- _Stated goal_
Gather all lines with "hacienda" from the records.

* Start Provided records *

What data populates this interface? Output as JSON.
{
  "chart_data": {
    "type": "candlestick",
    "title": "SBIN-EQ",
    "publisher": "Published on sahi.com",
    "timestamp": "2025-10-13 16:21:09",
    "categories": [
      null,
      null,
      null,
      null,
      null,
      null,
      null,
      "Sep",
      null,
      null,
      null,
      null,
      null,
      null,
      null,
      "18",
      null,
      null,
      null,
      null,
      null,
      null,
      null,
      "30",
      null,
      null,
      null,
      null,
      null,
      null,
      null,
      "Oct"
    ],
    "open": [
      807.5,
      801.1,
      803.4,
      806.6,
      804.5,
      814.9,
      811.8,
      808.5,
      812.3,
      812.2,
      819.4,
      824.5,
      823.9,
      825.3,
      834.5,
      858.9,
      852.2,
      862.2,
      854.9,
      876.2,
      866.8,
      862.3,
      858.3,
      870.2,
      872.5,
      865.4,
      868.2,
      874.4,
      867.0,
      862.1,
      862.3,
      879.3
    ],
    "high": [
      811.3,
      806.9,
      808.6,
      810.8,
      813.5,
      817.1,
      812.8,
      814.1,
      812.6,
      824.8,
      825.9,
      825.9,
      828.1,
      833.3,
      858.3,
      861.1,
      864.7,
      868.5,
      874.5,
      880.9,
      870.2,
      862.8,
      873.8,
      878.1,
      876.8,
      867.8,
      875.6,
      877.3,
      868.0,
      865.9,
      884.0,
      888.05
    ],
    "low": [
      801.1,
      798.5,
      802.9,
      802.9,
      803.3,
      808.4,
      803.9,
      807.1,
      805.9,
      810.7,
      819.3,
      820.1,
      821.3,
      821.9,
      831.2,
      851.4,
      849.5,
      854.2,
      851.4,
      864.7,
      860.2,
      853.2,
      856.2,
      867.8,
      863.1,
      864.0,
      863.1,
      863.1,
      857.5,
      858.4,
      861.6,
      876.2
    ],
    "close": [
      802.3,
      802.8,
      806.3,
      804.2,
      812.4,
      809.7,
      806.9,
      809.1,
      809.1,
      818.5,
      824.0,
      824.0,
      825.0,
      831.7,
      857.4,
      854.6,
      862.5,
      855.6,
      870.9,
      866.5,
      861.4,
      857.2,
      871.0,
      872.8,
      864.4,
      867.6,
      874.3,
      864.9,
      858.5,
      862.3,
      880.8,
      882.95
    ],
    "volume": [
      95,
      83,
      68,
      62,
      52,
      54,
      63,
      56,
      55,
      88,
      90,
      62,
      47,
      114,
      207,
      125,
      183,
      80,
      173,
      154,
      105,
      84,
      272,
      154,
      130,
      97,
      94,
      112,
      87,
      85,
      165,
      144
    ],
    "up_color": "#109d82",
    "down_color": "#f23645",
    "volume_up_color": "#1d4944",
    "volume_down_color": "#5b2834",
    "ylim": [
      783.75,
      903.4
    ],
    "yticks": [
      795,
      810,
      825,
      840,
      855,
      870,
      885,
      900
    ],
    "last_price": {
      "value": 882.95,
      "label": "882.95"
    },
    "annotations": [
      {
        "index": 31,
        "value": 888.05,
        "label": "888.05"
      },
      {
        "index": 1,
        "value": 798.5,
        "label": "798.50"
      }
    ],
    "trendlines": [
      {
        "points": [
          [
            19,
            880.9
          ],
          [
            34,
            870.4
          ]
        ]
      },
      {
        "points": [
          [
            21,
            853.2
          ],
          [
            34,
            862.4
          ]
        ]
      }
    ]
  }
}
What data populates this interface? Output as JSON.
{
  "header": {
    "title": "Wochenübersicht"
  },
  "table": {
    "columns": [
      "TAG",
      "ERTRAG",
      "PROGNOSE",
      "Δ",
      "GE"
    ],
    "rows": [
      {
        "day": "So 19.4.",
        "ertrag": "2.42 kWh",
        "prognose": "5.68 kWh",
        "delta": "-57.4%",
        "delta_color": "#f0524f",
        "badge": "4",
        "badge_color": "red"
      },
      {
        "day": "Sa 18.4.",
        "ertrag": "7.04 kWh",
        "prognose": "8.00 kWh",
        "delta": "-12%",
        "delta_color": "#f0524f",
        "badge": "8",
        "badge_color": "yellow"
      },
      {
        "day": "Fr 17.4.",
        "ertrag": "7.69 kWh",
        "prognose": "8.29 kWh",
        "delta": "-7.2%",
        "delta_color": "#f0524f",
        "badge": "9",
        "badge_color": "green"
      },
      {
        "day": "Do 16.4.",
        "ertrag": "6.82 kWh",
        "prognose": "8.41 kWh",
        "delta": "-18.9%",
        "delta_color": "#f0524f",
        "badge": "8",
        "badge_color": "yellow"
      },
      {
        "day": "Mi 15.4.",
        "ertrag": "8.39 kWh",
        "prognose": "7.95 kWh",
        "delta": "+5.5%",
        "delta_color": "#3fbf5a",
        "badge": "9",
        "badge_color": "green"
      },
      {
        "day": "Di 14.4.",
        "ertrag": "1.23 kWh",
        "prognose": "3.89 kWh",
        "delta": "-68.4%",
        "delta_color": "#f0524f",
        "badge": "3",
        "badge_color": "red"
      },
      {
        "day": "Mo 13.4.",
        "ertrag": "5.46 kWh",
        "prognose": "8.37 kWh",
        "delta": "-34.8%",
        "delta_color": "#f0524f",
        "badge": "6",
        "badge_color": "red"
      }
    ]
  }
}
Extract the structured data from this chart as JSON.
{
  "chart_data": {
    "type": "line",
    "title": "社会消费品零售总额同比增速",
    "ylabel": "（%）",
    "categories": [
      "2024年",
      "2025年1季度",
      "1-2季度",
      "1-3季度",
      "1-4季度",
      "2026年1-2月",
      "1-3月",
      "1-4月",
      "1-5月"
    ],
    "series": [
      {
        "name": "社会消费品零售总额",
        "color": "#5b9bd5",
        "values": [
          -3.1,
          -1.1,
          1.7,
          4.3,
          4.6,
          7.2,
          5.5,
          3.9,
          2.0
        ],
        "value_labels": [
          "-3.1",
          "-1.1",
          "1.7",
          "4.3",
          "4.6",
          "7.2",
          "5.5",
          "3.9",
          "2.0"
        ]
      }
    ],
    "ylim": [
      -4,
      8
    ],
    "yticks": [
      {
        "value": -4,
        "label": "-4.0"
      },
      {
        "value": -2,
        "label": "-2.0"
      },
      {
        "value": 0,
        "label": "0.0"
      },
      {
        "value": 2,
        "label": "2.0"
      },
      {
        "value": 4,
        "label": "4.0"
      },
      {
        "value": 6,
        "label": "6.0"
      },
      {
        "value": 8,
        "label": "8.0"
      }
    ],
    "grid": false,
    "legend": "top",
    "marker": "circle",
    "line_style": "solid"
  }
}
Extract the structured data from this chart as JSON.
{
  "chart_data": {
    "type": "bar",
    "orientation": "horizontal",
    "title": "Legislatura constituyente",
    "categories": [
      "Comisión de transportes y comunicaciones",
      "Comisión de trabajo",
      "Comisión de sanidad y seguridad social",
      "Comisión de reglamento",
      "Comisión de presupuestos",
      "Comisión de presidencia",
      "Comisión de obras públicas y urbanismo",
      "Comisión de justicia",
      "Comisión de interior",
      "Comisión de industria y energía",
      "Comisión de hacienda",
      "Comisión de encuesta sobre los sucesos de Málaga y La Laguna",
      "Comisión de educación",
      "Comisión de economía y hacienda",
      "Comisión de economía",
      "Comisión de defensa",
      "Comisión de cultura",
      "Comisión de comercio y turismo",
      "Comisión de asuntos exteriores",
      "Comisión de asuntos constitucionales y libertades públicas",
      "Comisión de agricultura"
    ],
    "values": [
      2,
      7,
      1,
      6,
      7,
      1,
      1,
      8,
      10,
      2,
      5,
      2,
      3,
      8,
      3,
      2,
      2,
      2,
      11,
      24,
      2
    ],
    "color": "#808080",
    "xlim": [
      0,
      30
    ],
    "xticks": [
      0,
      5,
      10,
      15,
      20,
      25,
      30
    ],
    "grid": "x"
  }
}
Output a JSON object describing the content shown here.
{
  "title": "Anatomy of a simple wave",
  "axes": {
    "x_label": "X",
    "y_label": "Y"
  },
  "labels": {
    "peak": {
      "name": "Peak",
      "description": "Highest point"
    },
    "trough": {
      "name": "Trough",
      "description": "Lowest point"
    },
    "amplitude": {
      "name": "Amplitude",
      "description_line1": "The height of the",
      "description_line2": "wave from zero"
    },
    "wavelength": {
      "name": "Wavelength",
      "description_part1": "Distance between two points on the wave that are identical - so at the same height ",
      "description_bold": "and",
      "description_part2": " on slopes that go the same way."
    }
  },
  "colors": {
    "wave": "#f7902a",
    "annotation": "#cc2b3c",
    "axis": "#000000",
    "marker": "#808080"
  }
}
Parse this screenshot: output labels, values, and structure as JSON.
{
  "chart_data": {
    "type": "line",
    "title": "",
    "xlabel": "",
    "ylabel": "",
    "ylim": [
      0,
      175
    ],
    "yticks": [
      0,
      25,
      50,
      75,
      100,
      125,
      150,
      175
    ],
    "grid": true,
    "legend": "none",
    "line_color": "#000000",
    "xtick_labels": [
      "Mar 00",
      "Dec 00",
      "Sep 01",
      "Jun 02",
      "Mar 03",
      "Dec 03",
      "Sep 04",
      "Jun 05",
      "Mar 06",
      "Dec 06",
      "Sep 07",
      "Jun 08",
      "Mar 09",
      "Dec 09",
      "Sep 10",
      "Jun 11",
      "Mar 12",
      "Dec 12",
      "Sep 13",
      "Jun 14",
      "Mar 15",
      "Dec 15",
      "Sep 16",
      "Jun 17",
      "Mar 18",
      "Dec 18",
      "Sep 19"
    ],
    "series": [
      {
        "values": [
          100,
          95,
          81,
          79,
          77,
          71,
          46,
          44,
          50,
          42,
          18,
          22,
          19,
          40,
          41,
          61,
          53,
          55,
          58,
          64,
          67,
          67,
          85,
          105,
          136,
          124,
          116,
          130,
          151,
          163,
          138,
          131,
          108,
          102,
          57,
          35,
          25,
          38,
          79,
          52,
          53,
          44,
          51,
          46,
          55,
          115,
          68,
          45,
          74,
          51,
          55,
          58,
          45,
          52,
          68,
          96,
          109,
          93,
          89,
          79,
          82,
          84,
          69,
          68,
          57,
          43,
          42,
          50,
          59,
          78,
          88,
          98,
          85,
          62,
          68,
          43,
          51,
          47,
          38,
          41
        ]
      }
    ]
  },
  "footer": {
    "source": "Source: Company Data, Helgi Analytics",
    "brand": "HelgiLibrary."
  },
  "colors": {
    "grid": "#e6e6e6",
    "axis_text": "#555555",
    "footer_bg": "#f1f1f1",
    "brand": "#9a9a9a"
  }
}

* End Provided records *

- _Answer below_
      "Comisión de hacienda",
      "Comisión de economía y hacienda",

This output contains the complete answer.